Task requirements | Report how many lines contain "مانع". Give the number and nothing else.

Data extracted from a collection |
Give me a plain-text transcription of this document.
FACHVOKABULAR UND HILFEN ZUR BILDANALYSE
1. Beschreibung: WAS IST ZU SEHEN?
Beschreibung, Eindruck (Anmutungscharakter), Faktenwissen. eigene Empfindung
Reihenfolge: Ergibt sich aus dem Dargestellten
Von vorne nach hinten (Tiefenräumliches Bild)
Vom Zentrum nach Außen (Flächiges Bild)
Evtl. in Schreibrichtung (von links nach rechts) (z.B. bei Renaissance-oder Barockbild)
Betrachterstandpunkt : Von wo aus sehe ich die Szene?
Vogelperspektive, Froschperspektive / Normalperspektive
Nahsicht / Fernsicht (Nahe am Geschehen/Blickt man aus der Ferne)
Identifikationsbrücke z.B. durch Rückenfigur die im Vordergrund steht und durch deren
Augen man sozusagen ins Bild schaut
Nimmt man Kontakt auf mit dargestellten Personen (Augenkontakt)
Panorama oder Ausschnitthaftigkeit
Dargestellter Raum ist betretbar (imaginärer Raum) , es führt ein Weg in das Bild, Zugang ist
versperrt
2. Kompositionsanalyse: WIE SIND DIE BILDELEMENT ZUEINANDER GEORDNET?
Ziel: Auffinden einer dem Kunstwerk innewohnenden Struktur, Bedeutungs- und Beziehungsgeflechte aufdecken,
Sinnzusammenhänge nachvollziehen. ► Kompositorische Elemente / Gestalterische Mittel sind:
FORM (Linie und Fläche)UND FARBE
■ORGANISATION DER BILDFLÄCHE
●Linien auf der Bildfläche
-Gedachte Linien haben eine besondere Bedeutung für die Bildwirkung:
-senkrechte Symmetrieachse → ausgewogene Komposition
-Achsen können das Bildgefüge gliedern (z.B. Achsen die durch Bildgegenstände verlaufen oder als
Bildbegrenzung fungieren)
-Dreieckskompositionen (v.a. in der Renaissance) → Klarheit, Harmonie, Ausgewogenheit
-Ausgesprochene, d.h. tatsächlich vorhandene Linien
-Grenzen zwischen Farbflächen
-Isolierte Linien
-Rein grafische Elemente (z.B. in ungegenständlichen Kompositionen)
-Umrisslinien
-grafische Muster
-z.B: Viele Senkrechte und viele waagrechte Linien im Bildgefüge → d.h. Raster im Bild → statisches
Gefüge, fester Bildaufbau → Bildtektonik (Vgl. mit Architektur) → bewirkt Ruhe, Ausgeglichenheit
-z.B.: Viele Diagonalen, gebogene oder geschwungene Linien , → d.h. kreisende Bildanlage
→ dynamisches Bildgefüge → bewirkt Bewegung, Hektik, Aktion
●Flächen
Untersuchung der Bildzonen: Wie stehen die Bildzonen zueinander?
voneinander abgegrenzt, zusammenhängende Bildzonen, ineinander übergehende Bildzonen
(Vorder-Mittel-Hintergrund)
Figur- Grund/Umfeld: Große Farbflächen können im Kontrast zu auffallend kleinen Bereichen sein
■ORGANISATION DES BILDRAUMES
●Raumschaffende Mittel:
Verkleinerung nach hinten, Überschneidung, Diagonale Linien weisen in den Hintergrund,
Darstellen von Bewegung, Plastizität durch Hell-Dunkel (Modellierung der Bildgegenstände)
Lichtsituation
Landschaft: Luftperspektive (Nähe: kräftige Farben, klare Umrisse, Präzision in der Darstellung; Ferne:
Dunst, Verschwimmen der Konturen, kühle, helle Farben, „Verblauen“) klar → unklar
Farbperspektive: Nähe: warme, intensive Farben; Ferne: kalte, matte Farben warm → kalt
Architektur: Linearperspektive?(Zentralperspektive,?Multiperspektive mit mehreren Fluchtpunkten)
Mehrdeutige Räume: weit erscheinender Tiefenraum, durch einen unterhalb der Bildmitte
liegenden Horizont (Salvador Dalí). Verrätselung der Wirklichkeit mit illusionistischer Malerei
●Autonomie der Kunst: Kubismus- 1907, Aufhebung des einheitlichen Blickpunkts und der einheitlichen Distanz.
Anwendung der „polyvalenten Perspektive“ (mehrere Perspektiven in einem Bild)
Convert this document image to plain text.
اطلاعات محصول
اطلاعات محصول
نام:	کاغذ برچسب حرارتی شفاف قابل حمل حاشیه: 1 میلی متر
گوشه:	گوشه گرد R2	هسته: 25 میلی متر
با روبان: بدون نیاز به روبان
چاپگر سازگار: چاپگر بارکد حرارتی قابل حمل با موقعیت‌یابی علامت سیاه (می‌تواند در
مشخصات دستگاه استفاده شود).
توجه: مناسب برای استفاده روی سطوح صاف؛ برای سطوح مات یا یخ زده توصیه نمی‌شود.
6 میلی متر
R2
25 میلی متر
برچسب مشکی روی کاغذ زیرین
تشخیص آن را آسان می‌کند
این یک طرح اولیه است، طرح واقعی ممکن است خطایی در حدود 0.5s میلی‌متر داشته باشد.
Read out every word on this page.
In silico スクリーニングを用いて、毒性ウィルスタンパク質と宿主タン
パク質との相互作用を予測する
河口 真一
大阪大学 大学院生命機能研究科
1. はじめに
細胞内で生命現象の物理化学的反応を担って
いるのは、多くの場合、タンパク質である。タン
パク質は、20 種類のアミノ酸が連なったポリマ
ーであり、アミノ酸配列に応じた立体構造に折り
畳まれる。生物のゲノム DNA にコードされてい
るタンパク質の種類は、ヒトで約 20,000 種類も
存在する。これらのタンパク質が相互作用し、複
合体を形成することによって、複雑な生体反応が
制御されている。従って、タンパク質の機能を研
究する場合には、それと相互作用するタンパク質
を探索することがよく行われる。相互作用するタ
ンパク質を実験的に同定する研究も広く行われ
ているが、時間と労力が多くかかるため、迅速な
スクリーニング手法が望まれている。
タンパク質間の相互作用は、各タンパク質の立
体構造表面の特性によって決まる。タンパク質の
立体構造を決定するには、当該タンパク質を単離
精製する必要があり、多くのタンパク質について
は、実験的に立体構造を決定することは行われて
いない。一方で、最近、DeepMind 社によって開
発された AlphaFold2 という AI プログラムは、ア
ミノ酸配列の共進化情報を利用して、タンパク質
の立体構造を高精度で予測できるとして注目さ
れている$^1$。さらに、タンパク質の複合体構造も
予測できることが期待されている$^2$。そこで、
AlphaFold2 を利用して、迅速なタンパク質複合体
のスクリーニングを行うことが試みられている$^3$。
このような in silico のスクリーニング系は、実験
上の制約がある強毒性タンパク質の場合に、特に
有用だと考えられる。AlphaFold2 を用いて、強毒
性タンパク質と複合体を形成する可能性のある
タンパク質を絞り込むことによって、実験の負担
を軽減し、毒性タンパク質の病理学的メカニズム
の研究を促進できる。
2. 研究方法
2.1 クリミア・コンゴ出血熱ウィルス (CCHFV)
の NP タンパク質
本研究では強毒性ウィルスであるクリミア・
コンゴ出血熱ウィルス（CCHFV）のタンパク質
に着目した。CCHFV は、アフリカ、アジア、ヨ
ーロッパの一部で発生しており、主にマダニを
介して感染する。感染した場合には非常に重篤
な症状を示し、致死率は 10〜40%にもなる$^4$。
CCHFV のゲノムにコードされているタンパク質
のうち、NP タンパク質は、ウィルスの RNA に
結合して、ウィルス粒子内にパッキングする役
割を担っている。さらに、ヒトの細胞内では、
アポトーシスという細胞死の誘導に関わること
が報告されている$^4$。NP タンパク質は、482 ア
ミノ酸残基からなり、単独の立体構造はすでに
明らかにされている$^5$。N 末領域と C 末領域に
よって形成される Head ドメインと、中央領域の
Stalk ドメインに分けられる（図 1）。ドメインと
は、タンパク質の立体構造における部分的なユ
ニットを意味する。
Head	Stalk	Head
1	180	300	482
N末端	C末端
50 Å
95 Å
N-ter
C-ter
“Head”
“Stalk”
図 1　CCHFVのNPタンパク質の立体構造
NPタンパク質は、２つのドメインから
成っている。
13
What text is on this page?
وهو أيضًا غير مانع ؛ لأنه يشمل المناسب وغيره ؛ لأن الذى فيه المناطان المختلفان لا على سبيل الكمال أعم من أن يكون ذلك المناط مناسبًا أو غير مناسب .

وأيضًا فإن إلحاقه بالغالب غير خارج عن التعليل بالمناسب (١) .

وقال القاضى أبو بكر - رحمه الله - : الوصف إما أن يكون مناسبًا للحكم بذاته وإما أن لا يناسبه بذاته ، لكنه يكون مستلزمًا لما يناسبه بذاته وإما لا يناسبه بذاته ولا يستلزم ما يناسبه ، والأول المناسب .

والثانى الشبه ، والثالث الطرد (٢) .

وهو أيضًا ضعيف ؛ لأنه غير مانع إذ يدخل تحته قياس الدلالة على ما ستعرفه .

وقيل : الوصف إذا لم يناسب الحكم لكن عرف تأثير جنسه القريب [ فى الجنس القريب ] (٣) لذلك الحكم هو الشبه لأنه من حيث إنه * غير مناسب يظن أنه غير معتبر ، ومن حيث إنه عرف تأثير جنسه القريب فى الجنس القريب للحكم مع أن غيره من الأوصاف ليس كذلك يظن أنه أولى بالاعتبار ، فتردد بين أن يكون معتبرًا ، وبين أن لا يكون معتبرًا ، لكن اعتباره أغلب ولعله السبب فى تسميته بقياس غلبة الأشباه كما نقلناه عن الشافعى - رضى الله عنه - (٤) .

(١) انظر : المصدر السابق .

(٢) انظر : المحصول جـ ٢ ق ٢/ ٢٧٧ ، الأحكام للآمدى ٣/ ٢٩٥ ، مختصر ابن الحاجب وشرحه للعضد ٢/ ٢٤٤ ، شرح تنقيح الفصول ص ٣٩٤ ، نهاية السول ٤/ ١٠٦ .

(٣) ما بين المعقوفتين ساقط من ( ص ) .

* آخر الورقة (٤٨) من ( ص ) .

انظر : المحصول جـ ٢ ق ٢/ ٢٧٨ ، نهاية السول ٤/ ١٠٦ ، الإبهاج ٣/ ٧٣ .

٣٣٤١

Task output | 2